▶ SET PROBLEM: Output every line below exactly.

▶ THE DATA:
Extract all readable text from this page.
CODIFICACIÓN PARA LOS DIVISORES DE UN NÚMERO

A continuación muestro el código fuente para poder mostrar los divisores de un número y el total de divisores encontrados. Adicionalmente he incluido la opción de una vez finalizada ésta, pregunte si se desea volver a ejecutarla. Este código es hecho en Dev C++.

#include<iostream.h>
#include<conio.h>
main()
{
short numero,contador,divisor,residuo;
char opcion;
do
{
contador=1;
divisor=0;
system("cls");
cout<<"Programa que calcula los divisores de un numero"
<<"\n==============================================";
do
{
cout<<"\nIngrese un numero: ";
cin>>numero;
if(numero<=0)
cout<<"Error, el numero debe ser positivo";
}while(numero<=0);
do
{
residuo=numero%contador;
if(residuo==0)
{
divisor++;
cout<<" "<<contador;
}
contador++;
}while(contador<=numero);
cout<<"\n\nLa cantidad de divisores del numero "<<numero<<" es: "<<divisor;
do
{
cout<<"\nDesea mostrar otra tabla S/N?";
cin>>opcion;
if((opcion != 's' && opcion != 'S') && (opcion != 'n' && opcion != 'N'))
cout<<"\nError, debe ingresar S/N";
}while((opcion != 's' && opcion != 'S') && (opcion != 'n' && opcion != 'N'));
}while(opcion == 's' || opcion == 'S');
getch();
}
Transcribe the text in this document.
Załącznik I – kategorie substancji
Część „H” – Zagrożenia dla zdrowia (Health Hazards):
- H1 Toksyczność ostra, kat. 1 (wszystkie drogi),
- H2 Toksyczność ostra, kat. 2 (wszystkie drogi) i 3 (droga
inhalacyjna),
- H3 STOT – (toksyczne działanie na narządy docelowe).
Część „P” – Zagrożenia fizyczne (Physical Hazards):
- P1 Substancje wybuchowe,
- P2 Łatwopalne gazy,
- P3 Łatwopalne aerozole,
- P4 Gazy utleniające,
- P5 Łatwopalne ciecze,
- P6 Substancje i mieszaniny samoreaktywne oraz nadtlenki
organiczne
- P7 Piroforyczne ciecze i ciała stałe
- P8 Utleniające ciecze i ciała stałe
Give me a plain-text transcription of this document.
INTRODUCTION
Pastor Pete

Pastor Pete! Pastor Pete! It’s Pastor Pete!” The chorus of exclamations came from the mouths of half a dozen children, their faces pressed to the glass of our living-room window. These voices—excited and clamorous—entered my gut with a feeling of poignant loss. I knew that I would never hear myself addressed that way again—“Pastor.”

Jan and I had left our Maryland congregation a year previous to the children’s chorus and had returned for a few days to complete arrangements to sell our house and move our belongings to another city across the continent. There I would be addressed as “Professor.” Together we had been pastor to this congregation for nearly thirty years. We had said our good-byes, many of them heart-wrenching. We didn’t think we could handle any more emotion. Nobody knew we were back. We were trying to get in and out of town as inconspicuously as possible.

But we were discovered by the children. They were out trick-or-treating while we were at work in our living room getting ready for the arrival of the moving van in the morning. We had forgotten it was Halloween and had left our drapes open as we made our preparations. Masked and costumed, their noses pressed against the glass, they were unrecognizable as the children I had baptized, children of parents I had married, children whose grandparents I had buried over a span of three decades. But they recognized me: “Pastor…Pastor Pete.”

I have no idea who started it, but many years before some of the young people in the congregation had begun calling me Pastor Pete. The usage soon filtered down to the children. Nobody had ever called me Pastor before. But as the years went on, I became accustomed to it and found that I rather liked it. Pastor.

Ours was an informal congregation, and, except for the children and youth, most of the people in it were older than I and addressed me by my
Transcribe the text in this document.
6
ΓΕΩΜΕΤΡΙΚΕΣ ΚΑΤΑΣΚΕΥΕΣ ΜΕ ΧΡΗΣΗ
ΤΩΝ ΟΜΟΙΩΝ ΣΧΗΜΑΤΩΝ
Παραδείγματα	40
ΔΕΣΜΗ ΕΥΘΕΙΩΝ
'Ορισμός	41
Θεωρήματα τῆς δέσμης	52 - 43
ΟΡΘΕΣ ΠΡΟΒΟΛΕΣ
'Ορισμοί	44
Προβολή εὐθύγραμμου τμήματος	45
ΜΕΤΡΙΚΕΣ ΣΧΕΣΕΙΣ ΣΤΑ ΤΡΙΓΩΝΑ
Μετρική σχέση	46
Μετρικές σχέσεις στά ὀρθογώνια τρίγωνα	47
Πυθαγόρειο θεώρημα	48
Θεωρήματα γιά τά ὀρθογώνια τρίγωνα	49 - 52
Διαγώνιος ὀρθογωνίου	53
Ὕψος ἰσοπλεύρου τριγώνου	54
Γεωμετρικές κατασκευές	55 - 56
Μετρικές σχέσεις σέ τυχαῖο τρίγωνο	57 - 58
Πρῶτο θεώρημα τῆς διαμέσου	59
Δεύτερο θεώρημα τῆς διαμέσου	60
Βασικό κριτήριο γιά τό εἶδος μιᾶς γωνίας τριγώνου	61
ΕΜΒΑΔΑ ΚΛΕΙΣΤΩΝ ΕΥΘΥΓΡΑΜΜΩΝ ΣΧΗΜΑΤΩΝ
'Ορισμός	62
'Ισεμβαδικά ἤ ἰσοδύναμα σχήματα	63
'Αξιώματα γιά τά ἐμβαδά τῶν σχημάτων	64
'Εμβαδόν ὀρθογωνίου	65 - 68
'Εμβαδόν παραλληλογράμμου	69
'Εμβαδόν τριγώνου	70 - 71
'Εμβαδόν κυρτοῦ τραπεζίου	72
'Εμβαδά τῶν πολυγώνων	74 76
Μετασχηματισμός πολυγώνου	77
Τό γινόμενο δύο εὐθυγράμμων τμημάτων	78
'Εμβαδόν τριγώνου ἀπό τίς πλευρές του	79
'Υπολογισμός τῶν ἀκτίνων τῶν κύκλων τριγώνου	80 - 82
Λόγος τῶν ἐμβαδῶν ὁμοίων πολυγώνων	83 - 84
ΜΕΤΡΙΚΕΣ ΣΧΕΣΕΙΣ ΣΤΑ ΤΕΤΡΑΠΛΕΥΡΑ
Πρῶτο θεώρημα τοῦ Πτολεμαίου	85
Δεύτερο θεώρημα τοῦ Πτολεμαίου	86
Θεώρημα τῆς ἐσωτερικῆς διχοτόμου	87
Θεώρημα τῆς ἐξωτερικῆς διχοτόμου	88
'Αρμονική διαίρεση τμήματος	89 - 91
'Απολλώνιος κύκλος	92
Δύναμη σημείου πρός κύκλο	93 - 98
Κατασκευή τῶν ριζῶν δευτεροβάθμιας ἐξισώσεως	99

▶ THE RESULT:
Extract all readable text from this page.
CODIFICACIÓN PARA LOS DIVISORES DE UN NÚMERO

A continuación muestro el código fuente para poder mostrar los divisores de un número y el total de divisores encontrados. Adicionalmente he incluido la opción de una vez finalizada ésta, pregunte si se desea volver a ejecutarla. Este código es hecho en Dev C++.

#include<iostream.h>
#include<conio.h>
main()
{
short numero,contador,divisor,residuo;
char opcion;
do
{
contador=1;
divisor=0;
system("cls");
cout<<"Programa que calcula los divisores de un numero"
<<"\n==============================================";
do
{
cout<<"\nIngrese un numero: ";
cin>>numero;
if(numero<=0)
cout<<"Error, el numero debe ser positivo";
}while(numero<=0);
do
{
residuo=numero%contador;
if(residuo==0)
{
divisor++;
cout<<" "<<contador;
}
contador++;
}while(contador<=numero);
cout<<"\n\nLa cantidad de divisores del numero "<<numero<<" es: "<<divisor;
do
{
cout<<"\nDesea mostrar otra tabla S/N?";
cin>>opcion;
if((opcion != 's' && opcion != 'S') && (opcion != 'n' && opcion != 'N'))
cout<<"\nError, debe ingresar S/N";
}while((opcion != 's' && opcion != 'S') && (opcion != 'n' && opcion != 'N'));
}while(opcion == 's' || opcion == 'S');
getch();
}
Transcribe the text in this document.
Załącznik I – kategorie substancji
Część „H” – Zagrożenia dla zdrowia (Health Hazards):
- H1 Toksyczność ostra, kat. 1 (wszystkie drogi),
- H2 Toksyczność ostra, kat. 2 (wszystkie drogi) i 3 (droga
inhalacyjna),
- H3 STOT – (toksyczne działanie na narządy docelowe).
Część „P” – Zagrożenia fizyczne (Physical Hazards):
- P1 Substancje wybuchowe,
- P2 Łatwopalne gazy,
- P3 Łatwopalne aerozole,
- P4 Gazy utleniające,
- P5 Łatwopalne ciecze,
- P6 Substancje i mieszaniny samoreaktywne oraz nadtlenki
organiczne
- P7 Piroforyczne ciecze i ciała stałe
- P8 Utleniające ciecze i ciała stałe
Give me a plain-text transcription of this document.
INTRODUCTION
Pastor Pete

Pastor Pete! Pastor Pete! It’s Pastor Pete!” The chorus of exclamations came from the mouths of half a dozen children, their faces pressed to the glass of our living-room window. These voices—excited and clamorous—entered my gut with a feeling of poignant loss. I knew that I would never hear myself addressed that way again—“Pastor.”

Jan and I had left our Maryland congregation a year previous to the children’s chorus and had returned for a few days to complete arrangements to sell our house and move our belongings to another city across the continent. There I would be addressed as “Professor.” Together we had been pastor to this congregation for nearly thirty years. We had said our good-byes, many of them heart-wrenching. We didn’t think we could handle any more emotion. Nobody knew we were back. We were trying to get in and out of town as inconspicuously as possible.

But we were discovered by the children. They were out trick-or-treating while we were at work in our living room getting ready for the arrival of the moving van in the morning. We had forgotten it was Halloween and had left our drapes open as we made our preparations. Masked and costumed, their noses pressed against the glass, they were unrecognizable as the children I had baptized, children of parents I had married, children whose grandparents I had buried over a span of three decades. But they recognized me: “Pastor…Pastor Pete.”

I have no idea who started it, but many years before some of the young people in the congregation had begun calling me Pastor Pete. The usage soon filtered down to the children. Nobody had ever called me Pastor before. But as the years went on, I became accustomed to it and found that I rather liked it. Pastor.

Ours was an informal congregation, and, except for the children and youth, most of the people in it were older than I and addressed me by my
Transcribe the text in this document.
6
ΓΕΩΜΕΤΡΙΚΕΣ ΚΑΤΑΣΚΕΥΕΣ ΜΕ ΧΡΗΣΗ
ΤΩΝ ΟΜΟΙΩΝ ΣΧΗΜΑΤΩΝ
Παραδείγματα	40
ΔΕΣΜΗ ΕΥΘΕΙΩΝ
'Ορισμός	41
Θεωρήματα τῆς δέσμης	52 - 43
ΟΡΘΕΣ ΠΡΟΒΟΛΕΣ
'Ορισμοί	44
Προβολή εὐθύγραμμου τμήματος	45
ΜΕΤΡΙΚΕΣ ΣΧΕΣΕΙΣ ΣΤΑ ΤΡΙΓΩΝΑ
Μετρική σχέση	46
Μετρικές σχέσεις στά ὀρθογώνια τρίγωνα	47
Πυθαγόρειο θεώρημα	48
Θεωρήματα γιά τά ὀρθογώνια τρίγωνα	49 - 52
Διαγώνιος ὀρθογωνίου	53
Ὕψος ἰσοπλεύρου τριγώνου	54
Γεωμετρικές κατασκευές	55 - 56
Μετρικές σχέσεις σέ τυχαῖο τρίγωνο	57 - 58
Πρῶτο θεώρημα τῆς διαμέσου	59
Δεύτερο θεώρημα τῆς διαμέσου	60
Βασικό κριτήριο γιά τό εἶδος μιᾶς γωνίας τριγώνου	61
ΕΜΒΑΔΑ ΚΛΕΙΣΤΩΝ ΕΥΘΥΓΡΑΜΜΩΝ ΣΧΗΜΑΤΩΝ
'Ορισμός	62
'Ισεμβαδικά ἤ ἰσοδύναμα σχήματα	63
'Αξιώματα γιά τά ἐμβαδά τῶν σχημάτων	64
'Εμβαδόν ὀρθογωνίου	65 - 68
'Εμβαδόν παραλληλογράμμου	69
'Εμβαδόν τριγώνου	70 - 71
'Εμβαδόν κυρτοῦ τραπεζίου	72
'Εμβαδά τῶν πολυγώνων	74 76
Μετασχηματισμός πολυγώνου	77
Τό γινόμενο δύο εὐθυγράμμων τμημάτων	78
'Εμβαδόν τριγώνου ἀπό τίς πλευρές του	79
'Υπολογισμός τῶν ἀκτίνων τῶν κύκλων τριγώνου	80 - 82
Λόγος τῶν ἐμβαδῶν ὁμοίων πολυγώνων	83 - 84
ΜΕΤΡΙΚΕΣ ΣΧΕΣΕΙΣ ΣΤΑ ΤΕΤΡΑΠΛΕΥΡΑ
Πρῶτο θεώρημα τοῦ Πτολεμαίου	85
Δεύτερο θεώρημα τοῦ Πτολεμαίου	86
Θεώρημα τῆς ἐσωτερικῆς διχοτόμου	87
Θεώρημα τῆς ἐξωτερικῆς διχοτόμου	88
'Αρμονική διαίρεση τμήματος	89 - 91
'Απολλώνιος κύκλος	92
Δύναμη σημείου πρός κύκλο	93 - 98
Κατασκευή τῶν ριζῶν δευτεροβάθμιας ἐξισώσεως	99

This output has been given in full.